- _Provided material_:
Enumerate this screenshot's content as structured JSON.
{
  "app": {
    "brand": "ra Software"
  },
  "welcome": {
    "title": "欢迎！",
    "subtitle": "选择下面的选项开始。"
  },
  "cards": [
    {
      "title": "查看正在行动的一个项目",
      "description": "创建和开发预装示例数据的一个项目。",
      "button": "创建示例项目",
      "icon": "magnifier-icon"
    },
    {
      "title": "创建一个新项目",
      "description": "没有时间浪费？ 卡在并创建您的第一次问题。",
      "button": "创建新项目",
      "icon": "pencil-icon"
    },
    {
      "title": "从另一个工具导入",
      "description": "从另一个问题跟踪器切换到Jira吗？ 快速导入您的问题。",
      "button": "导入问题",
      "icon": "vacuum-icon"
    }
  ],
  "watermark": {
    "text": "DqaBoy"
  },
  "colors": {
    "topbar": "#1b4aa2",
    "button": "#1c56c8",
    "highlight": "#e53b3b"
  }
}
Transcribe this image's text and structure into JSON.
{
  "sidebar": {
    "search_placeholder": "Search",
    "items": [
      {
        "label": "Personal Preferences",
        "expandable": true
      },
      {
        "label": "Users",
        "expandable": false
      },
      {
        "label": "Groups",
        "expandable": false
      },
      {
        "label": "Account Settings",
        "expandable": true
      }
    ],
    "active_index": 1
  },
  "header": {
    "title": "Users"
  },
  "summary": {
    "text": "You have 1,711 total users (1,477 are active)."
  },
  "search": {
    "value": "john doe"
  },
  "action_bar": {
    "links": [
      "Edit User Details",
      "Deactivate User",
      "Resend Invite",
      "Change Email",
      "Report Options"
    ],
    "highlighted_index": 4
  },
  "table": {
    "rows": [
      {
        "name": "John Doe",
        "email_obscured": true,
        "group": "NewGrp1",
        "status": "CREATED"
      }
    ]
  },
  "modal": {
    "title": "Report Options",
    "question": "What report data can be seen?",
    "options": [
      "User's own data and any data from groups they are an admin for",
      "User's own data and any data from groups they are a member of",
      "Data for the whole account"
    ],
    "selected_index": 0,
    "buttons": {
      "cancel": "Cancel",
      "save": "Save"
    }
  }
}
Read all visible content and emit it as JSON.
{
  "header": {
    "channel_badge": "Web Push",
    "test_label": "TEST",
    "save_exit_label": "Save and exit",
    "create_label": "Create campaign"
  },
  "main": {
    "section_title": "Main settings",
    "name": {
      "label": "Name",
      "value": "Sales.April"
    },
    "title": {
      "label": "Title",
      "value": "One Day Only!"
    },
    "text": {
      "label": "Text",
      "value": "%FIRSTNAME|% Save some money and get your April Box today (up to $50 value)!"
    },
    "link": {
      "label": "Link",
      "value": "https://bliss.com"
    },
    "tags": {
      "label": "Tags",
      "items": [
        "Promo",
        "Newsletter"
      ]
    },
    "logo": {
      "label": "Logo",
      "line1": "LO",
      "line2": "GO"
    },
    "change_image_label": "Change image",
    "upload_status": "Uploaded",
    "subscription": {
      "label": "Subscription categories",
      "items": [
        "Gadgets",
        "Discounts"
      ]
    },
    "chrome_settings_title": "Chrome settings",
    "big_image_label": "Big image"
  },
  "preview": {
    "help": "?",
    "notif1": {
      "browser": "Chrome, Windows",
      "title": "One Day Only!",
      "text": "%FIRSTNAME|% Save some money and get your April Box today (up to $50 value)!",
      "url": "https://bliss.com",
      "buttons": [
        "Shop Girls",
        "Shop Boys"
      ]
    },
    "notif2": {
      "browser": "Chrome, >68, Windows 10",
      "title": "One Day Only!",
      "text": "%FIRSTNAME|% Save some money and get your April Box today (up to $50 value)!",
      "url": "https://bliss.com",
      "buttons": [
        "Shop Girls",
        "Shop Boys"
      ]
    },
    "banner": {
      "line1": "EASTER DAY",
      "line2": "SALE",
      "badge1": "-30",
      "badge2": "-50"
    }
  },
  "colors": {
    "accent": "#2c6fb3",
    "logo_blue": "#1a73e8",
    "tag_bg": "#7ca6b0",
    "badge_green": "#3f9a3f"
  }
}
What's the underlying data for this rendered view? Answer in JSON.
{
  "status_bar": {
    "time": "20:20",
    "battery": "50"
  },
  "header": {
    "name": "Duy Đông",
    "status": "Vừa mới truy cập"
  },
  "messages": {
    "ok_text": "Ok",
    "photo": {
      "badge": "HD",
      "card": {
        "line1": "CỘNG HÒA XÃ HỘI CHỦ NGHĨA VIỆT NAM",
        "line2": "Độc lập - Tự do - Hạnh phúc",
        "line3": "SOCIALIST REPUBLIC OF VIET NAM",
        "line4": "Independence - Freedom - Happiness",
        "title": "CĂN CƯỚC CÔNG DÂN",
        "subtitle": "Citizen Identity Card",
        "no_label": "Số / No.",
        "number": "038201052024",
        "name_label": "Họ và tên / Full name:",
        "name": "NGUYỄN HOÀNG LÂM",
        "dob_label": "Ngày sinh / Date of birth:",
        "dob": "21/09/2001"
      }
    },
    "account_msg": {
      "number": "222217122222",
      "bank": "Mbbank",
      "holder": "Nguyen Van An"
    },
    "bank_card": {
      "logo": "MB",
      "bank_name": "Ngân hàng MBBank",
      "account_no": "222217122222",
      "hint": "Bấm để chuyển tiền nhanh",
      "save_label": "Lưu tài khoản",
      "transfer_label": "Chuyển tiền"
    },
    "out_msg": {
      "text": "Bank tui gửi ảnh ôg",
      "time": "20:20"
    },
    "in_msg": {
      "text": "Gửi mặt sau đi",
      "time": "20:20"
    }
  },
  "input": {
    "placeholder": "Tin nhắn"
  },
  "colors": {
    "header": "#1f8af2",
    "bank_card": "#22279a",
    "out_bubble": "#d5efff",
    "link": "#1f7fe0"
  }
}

- _Brief_:
From the records above, pull out each line that has "JSON".

- _Solution for this exercise_:
Enumerate this screenshot's content as structured JSON.
Transcribe this image's text and structure into JSON.
Read all visible content and emit it as JSON.
What's the underlying data for this rendered view? Answer in JSON.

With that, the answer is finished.